_What to produce_. Please find all lines in the data that hold the string "color" and copy them.

Stored records:
____

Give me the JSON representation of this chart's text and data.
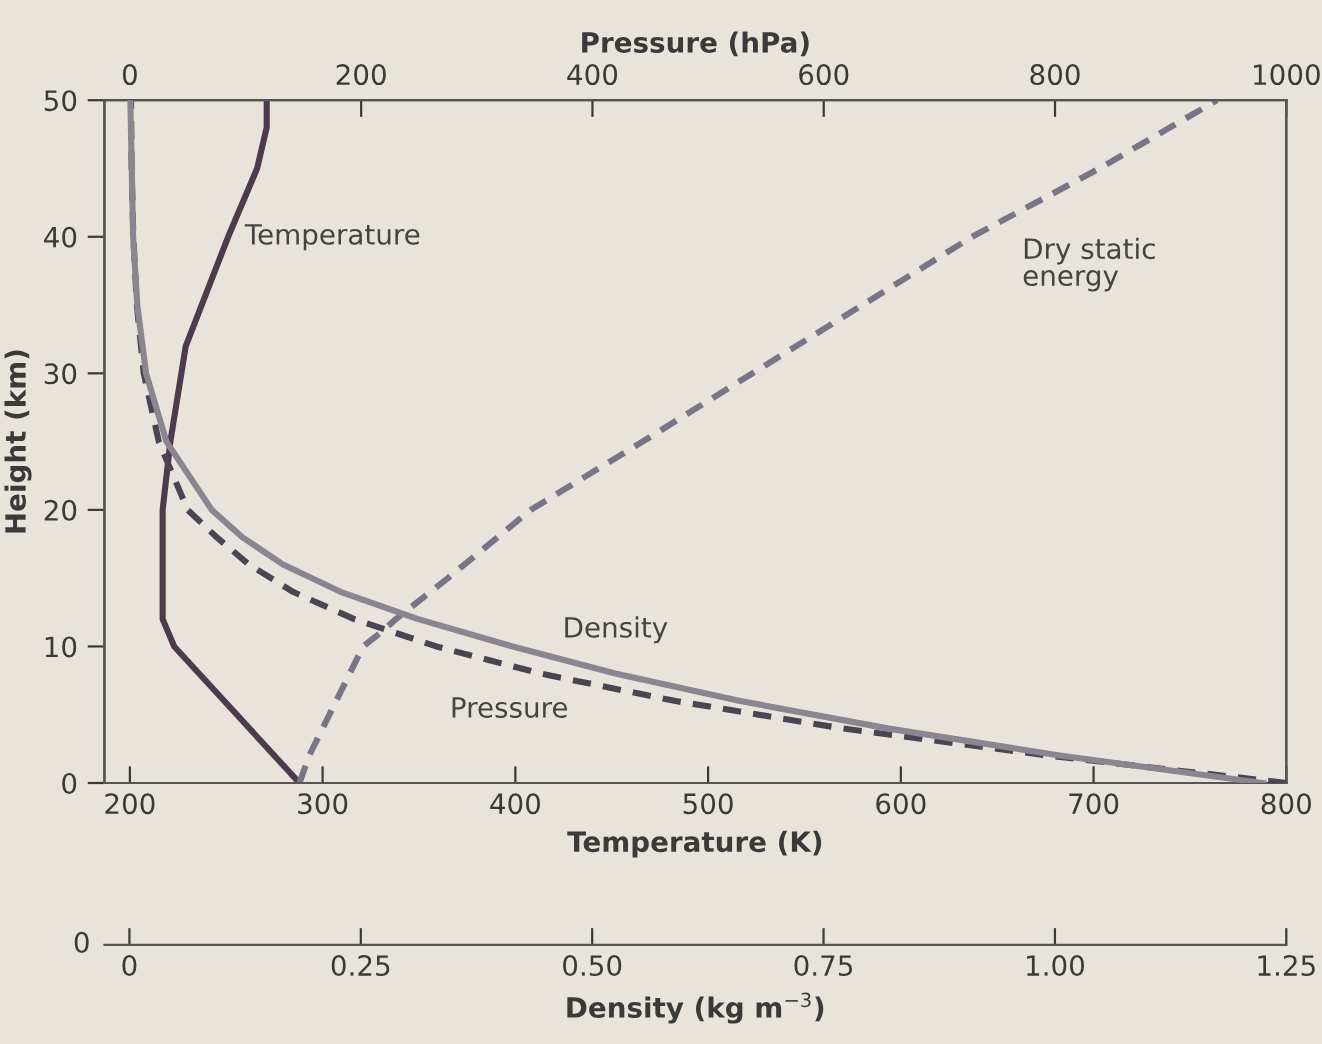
{
  "chart_data": [
    {
      "type": "line",
      "xlabel": "Temperature (K)",
      "x2label": "Pressure (hPa)",
      "ylabel": "Height (km)",
      "xlim": [
        186.8,
        800
      ],
      "xticks": [
        200,
        300,
        400,
        500,
        600,
        700,
        800
      ],
      "x2lim": [
        -22,
        1000
      ],
      "x2ticks": [
        0,
        200,
        400,
        600,
        800,
        1000
      ],
      "ylim": [
        0,
        50
      ],
      "yticks": [
        0,
        10,
        20,
        30,
        40,
        50
      ],
      "grid": false,
      "marker": "none",
      "series": [
        {
          "name": "Temperature",
          "color": "#4b3b4d",
          "line_style": "solid",
          "x": [
            288,
            223,
            217,
            217,
            221,
            229,
            251,
            266,
            271,
            271
          ],
          "values": [
            0,
            10,
            12,
            20,
            25,
            32,
            40,
            45,
            48,
            50
          ]
        },
        {
          "name": "Pressure",
          "color": "#4a4552",
          "line_style": "dashed",
          "axis": "x2",
          "x": [
            1000,
            795,
            616,
            472,
            356,
            265,
            194,
            141,
            103,
            75,
            50,
            25,
            12,
            6,
            3,
            1.5,
            1
          ],
          "values": [
            0,
            2,
            4,
            6,
            8,
            10,
            12,
            14,
            16,
            18,
            20,
            25,
            30,
            35,
            40,
            45,
            50
          ]
        },
        {
          "name": "Dry static energy",
          "color": "#7a7488",
          "line_style": "dashed",
          "x": [
            288,
            293,
            300,
            307,
            314,
            321,
            330,
            338,
            365,
            408,
            466,
            523,
            580,
            637,
            703,
            764
          ],
          "values": [
            0,
            2,
            4,
            6,
            8,
            10,
            11,
            12,
            15,
            20,
            25,
            30,
            35,
            40,
            45,
            50
          ]
        }
      ]
    },
    {
      "type": "line",
      "xlabel": "Density (kg m$^{−3}$)",
      "xlim": [
        -0.027,
        1.25
      ],
      "xticks": [
        0,
        {
          "value": 0.25,
          "label": "0.25"
        },
        {
          "value": 0.5,
          "label": "0.50"
        },
        {
          "value": 0.75,
          "label": "0.75"
        },
        {
          "value": 1.0,
          "label": "1.00"
        },
        1.25
      ],
      "ylim": [
        0,
        50
      ],
      "annotations": [
        "0"
      ],
      "marker": "none",
      "series": [
        {
          "name": "Density",
          "color": "#8a8590",
          "line_style": "solid",
          "x": [
            1.225,
            1.007,
            0.819,
            0.66,
            0.526,
            0.414,
            0.312,
            0.228,
            0.166,
            0.122,
            0.089,
            0.04,
            0.018,
            0.0085,
            0.004,
            0.001
          ],
          "values": [
            0,
            2,
            4,
            6,
            8,
            10,
            12,
            14,
            16,
            18,
            20,
            25,
            30,
            35,
            40,
            50
          ]
        }
      ]
    }
  ]
}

____

_Answer for this exercise_.
          "color": "#4b3b4d",
          "color": "#4a4552",
          "color": "#7a7488",
          "color": "#8a8590",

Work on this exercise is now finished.